**** RECORDS SUPPLIED
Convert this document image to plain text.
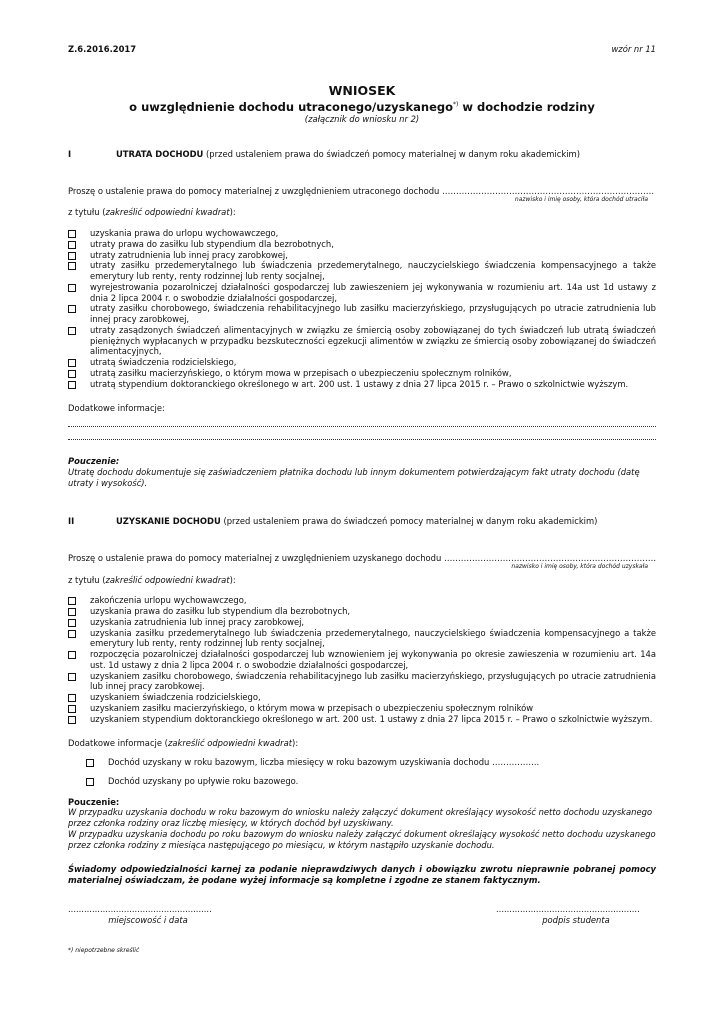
Z.6.2016.2017	wzór nr 11
WNIOSEK
o uwzględnienie dochodu utraconego/uzyskanego*) w dochodzie rodziny
(załącznik do wniosku nr 2)
I	UTRATA DOCHODU (przed ustaleniem prawa do świadczeń pomocy materialnej w danym roku akademickim)
Proszę o ustalenie prawa do pomocy materialnej z uwzględnieniem utraconego dochodu ………………………………………………………………….
nazwisko i imię osoby, która dochód utraciła
z tytułu (zakreślić odpowiedni kwadrat):
uzyskania prawa do urlopu wychowawczego,
utraty prawa do zasiłku lub stypendium dla bezrobotnych,
utraty zatrudnienia lub innej pracy zarobkowej,
utraty zasiłku przedemerytalnego lub świadczenia przedemerytalnego, nauczycielskiego świadczenia kompensacyjnego a także emerytury lub renty, renty rodzinnej lub renty socjalnej,
wyrejestrowania pozarolniczej działalności gospodarczej lub zawieszeniem jej wykonywania w rozumieniu art. 14a ust 1d ustawy z dnia 2 lipca 2004 r. o swobodzie działalności gospodarczej,
utraty zasiłku chorobowego, świadczenia rehabilitacyjnego lub zasiłku macierzyńskiego, przysługujących po utracie zatrudnienia lub innej pracy zarobkowej,
utraty zasądzonych świadczeń alimentacyjnych w związku ze śmiercią osoby zobowiązanej do tych świadczeń lub utratą świadczeń pieniężnych wypłacanych w przypadku bezskuteczności egzekucji alimentów w związku ze śmiercią osoby zobowiązanej do świadczeń alimentacyjnych,
utratą świadczenia rodzicielskiego,
utratą zasiłku macierzyńskiego, o którym mowa w przepisach o ubezpieczeniu społecznym rolników,
utratą stypendium doktoranckiego określonego w art. 200 ust. 1 ustawy z dnia 27 lipca 2015 r. – Prawo o szkolnictwie wyższym.
Dodatkowe informacje:
Pouczenie:
Utratę dochodu dokumentuje się zaświadczeniem płatnika dochodu lub innym dokumentem potwierdzającym fakt utraty dochodu (datę utraty i wysokość).
II	UZYSKANIE DOCHODU (przed ustaleniem prawa do świadczeń pomocy materialnej w danym roku akademickim)
Proszę o ustalenie prawa do pomocy materialnej z uwzględnieniem uzyskanego dochodu ………………………………………………………………….
nazwisko i imię osoby, która dochód uzyskała
z tytułu (zakreślić odpowiedni kwadrat):
zakończenia urlopu wychowawczego,
uzyskania prawa do zasiłku lub stypendium dla bezrobotnych,
uzyskania zatrudnienia lub innej pracy zarobkowej,
uzyskania zasiłku przedemerytalnego lub świadczenia przedemerytalnego, nauczycielskiego świadczenia kompensacyjnego a także emerytury lub renty, renty rodzinnej lub renty socjalnej,
rozpoczęcia pozarolniczej działalności gospodarczej lub wznowieniem jej wykonywania po okresie zawieszenia w rozumieniu art. 14a ust. 1d ustawy z dnia 2 lipca 2004 r. o swobodzie działalności gospodarczej,
uzyskaniem zasiłku chorobowego, świadczenia rehabilitacyjnego lub zasiłku macierzyńskiego, przysługujących po utracie zatrudnienia lub innej pracy zarobkowej.
uzyskaniem świadczenia rodzicielskiego,
uzyskaniem zasiłku macierzyńskiego, o którym mowa w przepisach o ubezpieczeniu społecznym rolników
uzyskaniem stypendium doktoranckiego określonego w art. 200 ust. 1 ustawy z dnia 27 lipca 2015 r. – Prawo o szkolnictwie wyższym.
Dodatkowe informacje (zakreślić odpowiedni kwadrat):
Dochód uzyskany w roku bazowym, liczba miesięcy w roku bazowym uzyskiwania dochodu ……………..
Dochód uzyskany po upływie roku bazowego.
Pouczenie:
W przypadku uzyskania dochodu w roku bazowym do wniosku należy załączyć dokument określający wysokość netto dochodu uzyskanego przez członka rodziny oraz liczbę miesięcy, w których dochód był uzyskiwany.
W przypadku uzyskania dochodu po roku bazowym do wniosku należy załączyć dokument określający wysokość netto dochodu uzyskanego przez członka rodziny z miesiąca następującego po miesiącu, w którym nastąpiło uzyskanie dochodu.
Świadomy odpowiedzialności karnej za podanie nieprawdziwych danych i obowiązku zwrotu nieprawnie pobranej pomocy materialnej oświadczam, że podane wyżej informacje są kompletne i zgodne ze stanem faktycznym.
......................................................
miejscowość i data
......................................................
podpis studenta
*) niepotrzebne skreślić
********
§ **SHORT EXERCISE**
Scan the material above. Extract every line in which the word "uzyskaniem" occurs.

§ **EXERCISE RESULT**
uzyskaniem zasiłku chorobowego, świadczenia rehabilitacyjnego lub zasiłku macierzyńskiego, przysługujących po utracie zatrudnienia lub innej pracy zarobkowej.
uzyskaniem świadczenia rodzicielskiego,
uzyskaniem zasiłku macierzyńskiego, o którym mowa w przepisach o ubezpieczeniu społecznym rolników
uzyskaniem stypendium doktoranckiego określonego w art. 200 ust. 1 ustawy z dnia 27 lipca 2015 r. – Prawo o szkolnictwie wyższym.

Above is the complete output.